Repeat exactly the lines from the line containing "Convert this document image to plain text." through the last line of the records below, inclusive, and nothing else.

:: Listed entries

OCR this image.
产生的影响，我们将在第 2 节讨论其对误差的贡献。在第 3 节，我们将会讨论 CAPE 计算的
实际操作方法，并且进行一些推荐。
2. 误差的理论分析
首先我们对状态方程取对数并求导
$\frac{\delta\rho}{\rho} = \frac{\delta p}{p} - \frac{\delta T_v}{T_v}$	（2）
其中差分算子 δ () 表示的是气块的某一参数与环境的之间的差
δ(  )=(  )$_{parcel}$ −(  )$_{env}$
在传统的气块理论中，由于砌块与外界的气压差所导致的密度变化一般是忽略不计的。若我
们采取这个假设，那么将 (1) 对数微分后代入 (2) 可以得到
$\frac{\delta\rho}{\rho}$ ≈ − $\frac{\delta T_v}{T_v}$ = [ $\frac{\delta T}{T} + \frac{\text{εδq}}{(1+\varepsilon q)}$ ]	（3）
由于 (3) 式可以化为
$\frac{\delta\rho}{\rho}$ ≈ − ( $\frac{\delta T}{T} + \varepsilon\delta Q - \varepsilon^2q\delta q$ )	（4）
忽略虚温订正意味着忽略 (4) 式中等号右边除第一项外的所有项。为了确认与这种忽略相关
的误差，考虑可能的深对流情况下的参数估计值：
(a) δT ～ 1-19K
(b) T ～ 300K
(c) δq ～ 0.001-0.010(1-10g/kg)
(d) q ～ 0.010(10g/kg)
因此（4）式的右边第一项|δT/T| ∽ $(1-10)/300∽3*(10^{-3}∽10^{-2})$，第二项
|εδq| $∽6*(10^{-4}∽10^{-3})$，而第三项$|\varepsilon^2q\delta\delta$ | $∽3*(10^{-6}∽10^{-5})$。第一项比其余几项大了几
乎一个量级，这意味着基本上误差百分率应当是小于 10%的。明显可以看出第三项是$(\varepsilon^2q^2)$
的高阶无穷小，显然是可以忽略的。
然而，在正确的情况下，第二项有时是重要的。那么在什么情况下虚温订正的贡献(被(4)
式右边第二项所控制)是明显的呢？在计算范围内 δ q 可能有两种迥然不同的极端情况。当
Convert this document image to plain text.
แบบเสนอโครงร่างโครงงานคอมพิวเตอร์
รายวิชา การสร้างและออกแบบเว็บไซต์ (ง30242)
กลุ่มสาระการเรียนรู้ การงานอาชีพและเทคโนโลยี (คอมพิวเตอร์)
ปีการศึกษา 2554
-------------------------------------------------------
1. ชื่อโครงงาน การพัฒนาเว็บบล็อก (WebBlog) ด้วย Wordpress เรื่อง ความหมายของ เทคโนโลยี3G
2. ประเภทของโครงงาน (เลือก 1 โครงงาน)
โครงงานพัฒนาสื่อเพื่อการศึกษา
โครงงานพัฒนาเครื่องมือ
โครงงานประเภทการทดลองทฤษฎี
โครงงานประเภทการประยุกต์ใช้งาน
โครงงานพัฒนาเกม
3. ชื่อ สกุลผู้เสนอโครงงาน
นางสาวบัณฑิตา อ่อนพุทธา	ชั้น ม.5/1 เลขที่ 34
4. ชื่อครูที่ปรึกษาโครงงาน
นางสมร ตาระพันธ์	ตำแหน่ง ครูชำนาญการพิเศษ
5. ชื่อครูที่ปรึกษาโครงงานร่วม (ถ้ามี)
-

::::

Response to this exercise:
Convert this document image to plain text.
แบบเสนอโครงร่างโครงงานคอมพิวเตอร์
รายวิชา การสร้างและออกแบบเว็บไซต์ (ง30242)
กลุ่มสาระการเรียนรู้ การงานอาชีพและเทคโนโลยี (คอมพิวเตอร์)
ปีการศึกษา 2554
-------------------------------------------------------
1. ชื่อโครงงาน การพัฒนาเว็บบล็อก (WebBlog) ด้วย Wordpress เรื่อง ความหมายของ เทคโนโลยี3G
2. ประเภทของโครงงาน (เลือก 1 โครงงาน)
โครงงานพัฒนาสื่อเพื่อการศึกษา
โครงงานพัฒนาเครื่องมือ
โครงงานประเภทการทดลองทฤษฎี
โครงงานประเภทการประยุกต์ใช้งาน
โครงงานพัฒนาเกม
3. ชื่อ สกุลผู้เสนอโครงงาน
นางสาวบัณฑิตา อ่อนพุทธา	ชั้น ม.5/1 เลขที่ 34
4. ชื่อครูที่ปรึกษาโครงงาน
นางสมร ตาระพันธ์	ตำแหน่ง ครูชำนาญการพิเศษ
5. ชื่อครูที่ปรึกษาโครงงานร่วม (ถ้ามี)
-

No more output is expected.